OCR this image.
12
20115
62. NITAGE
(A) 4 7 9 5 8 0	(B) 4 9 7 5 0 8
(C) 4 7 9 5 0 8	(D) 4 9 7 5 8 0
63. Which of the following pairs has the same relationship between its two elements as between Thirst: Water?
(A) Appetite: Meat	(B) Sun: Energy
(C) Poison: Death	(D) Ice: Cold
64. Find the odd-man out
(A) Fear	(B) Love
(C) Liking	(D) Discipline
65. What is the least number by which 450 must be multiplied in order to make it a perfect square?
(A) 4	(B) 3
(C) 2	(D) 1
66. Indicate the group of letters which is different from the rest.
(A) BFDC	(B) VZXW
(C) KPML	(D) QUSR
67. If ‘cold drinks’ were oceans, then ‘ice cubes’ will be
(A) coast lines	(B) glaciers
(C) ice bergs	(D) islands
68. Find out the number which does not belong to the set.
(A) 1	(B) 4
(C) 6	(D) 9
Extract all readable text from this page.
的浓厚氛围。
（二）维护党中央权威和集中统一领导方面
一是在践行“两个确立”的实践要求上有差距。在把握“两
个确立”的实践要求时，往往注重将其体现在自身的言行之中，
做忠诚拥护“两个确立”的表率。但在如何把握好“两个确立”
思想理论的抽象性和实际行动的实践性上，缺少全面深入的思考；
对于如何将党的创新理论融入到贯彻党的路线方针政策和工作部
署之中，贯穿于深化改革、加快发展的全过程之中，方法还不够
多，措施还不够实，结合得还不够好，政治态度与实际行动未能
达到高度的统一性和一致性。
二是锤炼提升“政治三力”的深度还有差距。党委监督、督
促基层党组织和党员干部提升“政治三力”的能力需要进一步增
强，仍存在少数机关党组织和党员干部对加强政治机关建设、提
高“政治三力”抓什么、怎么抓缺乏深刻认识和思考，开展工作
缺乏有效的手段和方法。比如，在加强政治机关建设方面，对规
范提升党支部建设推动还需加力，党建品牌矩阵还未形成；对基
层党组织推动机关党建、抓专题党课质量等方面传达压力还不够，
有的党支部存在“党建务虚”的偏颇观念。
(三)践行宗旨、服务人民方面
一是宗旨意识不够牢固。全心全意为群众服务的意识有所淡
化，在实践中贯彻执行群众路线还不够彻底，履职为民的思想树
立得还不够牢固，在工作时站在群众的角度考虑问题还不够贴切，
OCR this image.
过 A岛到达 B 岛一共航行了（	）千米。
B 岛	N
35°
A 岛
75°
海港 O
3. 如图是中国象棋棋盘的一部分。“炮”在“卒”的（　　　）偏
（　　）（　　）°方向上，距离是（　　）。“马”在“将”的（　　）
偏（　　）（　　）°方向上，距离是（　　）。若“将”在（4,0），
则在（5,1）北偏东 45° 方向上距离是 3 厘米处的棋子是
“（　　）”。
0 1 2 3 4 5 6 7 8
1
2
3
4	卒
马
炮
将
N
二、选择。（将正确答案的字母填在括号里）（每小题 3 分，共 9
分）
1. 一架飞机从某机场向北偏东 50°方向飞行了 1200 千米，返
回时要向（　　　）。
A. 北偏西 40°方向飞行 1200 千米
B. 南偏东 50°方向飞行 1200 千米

..........

__Required task__. Copy each record from above exactly, and include every line.

__Solution to the exercise__.
OCR this image.
12
20115
62. NITAGE
(A) 4 7 9 5 8 0	(B) 4 9 7 5 0 8
(C) 4 7 9 5 0 8	(D) 4 9 7 5 8 0
63. Which of the following pairs has the same relationship between its two elements as between Thirst: Water?
(A) Appetite: Meat	(B) Sun: Energy
(C) Poison: Death	(D) Ice: Cold
64. Find the odd-man out
(A) Fear	(B) Love
(C) Liking	(D) Discipline
65. What is the least number by which 450 must be multiplied in order to make it a perfect square?
(A) 4	(B) 3
(C) 2	(D) 1
66. Indicate the group of letters which is different from the rest.
(A) BFDC	(B) VZXW
(C) KPML	(D) QUSR
67. If ‘cold drinks’ were oceans, then ‘ice cubes’ will be
(A) coast lines	(B) glaciers
(C) ice bergs	(D) islands
68. Find out the number which does not belong to the set.
(A) 1	(B) 4
(C) 6	(D) 9
Extract all readable text from this page.
的浓厚氛围。
（二）维护党中央权威和集中统一领导方面
一是在践行“两个确立”的实践要求上有差距。在把握“两
个确立”的实践要求时，往往注重将其体现在自身的言行之中，
做忠诚拥护“两个确立”的表率。但在如何把握好“两个确立”
思想理论的抽象性和实际行动的实践性上，缺少全面深入的思考；
对于如何将党的创新理论融入到贯彻党的路线方针政策和工作部
署之中，贯穿于深化改革、加快发展的全过程之中，方法还不够
多，措施还不够实，结合得还不够好，政治态度与实际行动未能
达到高度的统一性和一致性。
二是锤炼提升“政治三力”的深度还有差距。党委监督、督
促基层党组织和党员干部提升“政治三力”的能力需要进一步增
强，仍存在少数机关党组织和党员干部对加强政治机关建设、提
高“政治三力”抓什么、怎么抓缺乏深刻认识和思考，开展工作
缺乏有效的手段和方法。比如，在加强政治机关建设方面，对规
范提升党支部建设推动还需加力，党建品牌矩阵还未形成；对基
层党组织推动机关党建、抓专题党课质量等方面传达压力还不够，
有的党支部存在“党建务虚”的偏颇观念。
(三)践行宗旨、服务人民方面
一是宗旨意识不够牢固。全心全意为群众服务的意识有所淡
化，在实践中贯彻执行群众路线还不够彻底，履职为民的思想树
立得还不够牢固，在工作时站在群众的角度考虑问题还不够贴切，
OCR this image.
过 A岛到达 B 岛一共航行了（	）千米。
B 岛	N
35°
A 岛
75°
海港 O
3. 如图是中国象棋棋盘的一部分。“炮”在“卒”的（　　　）偏
（　　）（　　）°方向上，距离是（　　）。“马”在“将”的（　　）
偏（　　）（　　）°方向上，距离是（　　）。若“将”在（4,0），
则在（5,1）北偏东 45° 方向上距离是 3 厘米处的棋子是
“（　　）”。
0 1 2 3 4 5 6 7 8
1
2
3
4	卒
马
炮
将
N
二、选择。（将正确答案的字母填在括号里）（每小题 3 分，共 9
分）
1. 一架飞机从某机场向北偏东 50°方向飞行了 1200 千米，返
回时要向（　　　）。
A. 北偏西 40°方向飞行 1200 千米
B. 南偏东 50°方向飞行 1200 千米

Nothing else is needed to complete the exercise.